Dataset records
^^^^^^^^^^^^^^^^
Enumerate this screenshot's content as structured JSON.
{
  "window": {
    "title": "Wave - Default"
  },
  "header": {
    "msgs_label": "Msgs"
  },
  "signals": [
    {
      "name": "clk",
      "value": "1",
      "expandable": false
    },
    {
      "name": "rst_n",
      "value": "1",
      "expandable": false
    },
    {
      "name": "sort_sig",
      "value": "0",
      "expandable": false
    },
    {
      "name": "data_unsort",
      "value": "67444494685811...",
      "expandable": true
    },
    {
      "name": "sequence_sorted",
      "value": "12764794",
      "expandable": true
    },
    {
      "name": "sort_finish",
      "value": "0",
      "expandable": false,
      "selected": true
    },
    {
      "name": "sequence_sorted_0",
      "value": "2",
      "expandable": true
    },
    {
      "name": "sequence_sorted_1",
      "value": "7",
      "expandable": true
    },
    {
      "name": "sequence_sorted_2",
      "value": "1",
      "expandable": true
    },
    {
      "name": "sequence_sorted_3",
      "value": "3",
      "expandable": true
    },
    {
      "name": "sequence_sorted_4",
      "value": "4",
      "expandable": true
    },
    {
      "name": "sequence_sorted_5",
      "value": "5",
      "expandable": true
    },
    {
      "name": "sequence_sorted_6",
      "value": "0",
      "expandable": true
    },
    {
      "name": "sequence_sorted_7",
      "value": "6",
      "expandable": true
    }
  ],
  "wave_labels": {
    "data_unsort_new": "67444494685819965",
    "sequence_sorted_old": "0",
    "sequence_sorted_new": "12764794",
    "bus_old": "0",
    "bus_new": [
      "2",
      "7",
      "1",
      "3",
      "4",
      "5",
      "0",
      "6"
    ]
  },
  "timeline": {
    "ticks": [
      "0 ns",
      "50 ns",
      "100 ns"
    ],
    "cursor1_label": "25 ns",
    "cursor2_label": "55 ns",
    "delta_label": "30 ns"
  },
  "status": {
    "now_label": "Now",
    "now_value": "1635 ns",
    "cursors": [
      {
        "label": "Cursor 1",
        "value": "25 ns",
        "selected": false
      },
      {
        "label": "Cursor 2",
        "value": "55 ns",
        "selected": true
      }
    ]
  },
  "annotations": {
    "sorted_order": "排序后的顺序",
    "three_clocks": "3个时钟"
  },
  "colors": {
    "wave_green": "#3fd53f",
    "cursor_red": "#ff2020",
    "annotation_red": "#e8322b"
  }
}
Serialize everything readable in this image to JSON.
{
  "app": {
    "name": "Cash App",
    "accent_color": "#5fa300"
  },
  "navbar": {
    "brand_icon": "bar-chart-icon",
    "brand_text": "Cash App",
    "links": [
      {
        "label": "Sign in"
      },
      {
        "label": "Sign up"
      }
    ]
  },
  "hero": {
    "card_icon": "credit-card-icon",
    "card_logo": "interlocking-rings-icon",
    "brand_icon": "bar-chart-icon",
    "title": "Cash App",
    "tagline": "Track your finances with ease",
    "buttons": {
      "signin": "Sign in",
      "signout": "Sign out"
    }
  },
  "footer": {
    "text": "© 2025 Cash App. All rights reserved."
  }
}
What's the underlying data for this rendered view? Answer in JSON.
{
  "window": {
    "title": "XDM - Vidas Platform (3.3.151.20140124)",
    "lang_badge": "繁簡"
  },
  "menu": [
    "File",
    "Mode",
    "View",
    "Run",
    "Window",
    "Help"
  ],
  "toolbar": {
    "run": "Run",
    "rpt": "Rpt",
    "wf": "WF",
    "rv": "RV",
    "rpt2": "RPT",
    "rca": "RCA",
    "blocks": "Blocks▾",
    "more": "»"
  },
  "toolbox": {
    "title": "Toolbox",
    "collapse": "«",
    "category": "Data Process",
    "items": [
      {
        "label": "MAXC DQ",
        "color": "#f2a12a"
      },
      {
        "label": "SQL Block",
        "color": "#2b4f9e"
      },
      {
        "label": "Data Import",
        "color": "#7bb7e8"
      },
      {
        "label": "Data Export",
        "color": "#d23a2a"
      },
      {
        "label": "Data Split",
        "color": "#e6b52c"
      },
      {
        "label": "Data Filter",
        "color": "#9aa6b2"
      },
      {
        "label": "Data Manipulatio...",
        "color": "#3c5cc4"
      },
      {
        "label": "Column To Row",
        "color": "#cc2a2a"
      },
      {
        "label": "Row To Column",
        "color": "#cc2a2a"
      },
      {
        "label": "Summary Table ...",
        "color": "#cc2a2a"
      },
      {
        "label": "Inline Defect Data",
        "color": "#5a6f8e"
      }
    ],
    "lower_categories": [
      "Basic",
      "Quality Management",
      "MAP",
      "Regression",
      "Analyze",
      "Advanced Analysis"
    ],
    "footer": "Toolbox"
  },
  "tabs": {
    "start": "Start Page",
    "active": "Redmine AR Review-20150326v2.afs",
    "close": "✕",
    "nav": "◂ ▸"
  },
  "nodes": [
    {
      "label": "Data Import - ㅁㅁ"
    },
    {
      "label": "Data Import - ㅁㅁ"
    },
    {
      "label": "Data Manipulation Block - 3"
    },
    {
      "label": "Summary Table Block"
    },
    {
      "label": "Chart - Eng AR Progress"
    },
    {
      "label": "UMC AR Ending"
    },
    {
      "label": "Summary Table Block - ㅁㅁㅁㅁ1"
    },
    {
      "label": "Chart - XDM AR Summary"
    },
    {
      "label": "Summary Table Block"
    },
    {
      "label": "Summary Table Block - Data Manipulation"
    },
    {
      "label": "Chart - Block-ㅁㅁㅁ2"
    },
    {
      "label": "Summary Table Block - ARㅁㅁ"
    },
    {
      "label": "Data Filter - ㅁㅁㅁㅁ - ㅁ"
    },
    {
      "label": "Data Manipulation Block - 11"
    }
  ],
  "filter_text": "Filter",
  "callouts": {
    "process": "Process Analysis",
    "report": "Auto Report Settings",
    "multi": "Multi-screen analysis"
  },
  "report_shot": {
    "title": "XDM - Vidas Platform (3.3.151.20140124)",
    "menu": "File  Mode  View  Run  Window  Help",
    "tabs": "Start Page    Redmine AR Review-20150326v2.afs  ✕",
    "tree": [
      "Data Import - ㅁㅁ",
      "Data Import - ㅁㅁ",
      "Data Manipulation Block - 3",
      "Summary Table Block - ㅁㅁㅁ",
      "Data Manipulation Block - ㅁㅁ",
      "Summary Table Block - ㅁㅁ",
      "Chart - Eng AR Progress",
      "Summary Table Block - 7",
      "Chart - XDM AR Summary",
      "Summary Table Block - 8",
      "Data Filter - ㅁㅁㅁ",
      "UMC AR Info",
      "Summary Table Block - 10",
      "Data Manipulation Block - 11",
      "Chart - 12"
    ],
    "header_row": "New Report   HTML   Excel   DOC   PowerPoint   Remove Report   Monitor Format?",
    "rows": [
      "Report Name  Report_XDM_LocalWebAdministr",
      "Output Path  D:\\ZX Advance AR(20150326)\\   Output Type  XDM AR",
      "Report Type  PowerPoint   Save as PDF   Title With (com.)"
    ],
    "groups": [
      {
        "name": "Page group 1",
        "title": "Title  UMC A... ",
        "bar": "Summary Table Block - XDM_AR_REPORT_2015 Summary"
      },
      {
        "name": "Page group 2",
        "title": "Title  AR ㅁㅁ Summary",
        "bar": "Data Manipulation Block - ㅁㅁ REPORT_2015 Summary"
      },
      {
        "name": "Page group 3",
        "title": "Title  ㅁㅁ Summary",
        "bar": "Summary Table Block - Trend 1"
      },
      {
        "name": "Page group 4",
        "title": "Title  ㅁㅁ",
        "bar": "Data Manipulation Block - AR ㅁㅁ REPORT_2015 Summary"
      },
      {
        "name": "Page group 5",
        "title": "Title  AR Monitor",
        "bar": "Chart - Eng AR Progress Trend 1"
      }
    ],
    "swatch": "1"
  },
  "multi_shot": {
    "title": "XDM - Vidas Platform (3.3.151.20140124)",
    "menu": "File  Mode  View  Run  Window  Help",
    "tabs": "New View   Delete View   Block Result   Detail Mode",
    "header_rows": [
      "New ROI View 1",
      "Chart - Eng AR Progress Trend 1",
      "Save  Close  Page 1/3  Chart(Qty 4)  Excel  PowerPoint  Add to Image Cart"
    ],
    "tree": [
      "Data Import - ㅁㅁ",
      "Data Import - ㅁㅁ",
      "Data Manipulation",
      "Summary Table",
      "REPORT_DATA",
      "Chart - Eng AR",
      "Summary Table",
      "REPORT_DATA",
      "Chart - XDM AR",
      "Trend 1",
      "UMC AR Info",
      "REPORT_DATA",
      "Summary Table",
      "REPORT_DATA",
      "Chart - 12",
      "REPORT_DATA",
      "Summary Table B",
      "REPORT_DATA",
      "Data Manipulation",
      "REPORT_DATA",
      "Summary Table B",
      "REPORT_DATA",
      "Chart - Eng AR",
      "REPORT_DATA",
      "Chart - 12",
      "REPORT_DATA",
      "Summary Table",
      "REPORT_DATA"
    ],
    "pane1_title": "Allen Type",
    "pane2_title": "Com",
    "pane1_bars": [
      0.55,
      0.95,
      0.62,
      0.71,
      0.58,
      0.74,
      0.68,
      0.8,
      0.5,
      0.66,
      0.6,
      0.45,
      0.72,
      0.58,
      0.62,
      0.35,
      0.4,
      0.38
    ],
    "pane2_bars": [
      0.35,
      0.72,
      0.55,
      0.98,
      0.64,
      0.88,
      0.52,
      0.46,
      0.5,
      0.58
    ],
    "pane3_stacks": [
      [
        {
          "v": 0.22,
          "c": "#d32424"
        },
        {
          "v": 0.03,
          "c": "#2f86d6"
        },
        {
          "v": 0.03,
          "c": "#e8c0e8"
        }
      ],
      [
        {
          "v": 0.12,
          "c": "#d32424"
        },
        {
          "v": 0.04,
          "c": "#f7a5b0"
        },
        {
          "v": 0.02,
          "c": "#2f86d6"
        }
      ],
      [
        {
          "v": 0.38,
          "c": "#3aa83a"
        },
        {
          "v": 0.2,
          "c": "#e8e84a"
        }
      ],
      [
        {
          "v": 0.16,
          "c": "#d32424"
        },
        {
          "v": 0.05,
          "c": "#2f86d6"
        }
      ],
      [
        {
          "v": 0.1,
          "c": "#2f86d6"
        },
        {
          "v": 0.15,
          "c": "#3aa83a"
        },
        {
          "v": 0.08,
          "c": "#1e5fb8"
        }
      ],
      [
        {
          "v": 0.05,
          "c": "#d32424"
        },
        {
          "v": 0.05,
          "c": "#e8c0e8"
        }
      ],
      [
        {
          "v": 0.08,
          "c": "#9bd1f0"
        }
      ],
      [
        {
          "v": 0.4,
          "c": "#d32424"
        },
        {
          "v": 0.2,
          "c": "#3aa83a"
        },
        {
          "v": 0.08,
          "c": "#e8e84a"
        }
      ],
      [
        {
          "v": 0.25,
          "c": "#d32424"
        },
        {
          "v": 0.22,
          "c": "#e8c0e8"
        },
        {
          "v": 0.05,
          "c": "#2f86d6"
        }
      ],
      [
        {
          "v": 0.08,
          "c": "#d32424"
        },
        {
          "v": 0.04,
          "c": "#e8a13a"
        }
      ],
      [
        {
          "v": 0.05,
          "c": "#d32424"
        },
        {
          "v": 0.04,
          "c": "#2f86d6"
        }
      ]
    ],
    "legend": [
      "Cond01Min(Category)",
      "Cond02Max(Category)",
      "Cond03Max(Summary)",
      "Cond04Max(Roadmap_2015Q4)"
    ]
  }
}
^^^^^^^^^^^^^^^^
▸ Task requirements:
From the listing above, copy out each line where the word "Trend" appears.

▸ Complete answer:
        "bar": "Summary Table Block - Trend 1"
        "bar": "Chart - Eng AR Progress Trend 1"
      "Chart - Eng AR Progress Trend 1",
      "Trend 1",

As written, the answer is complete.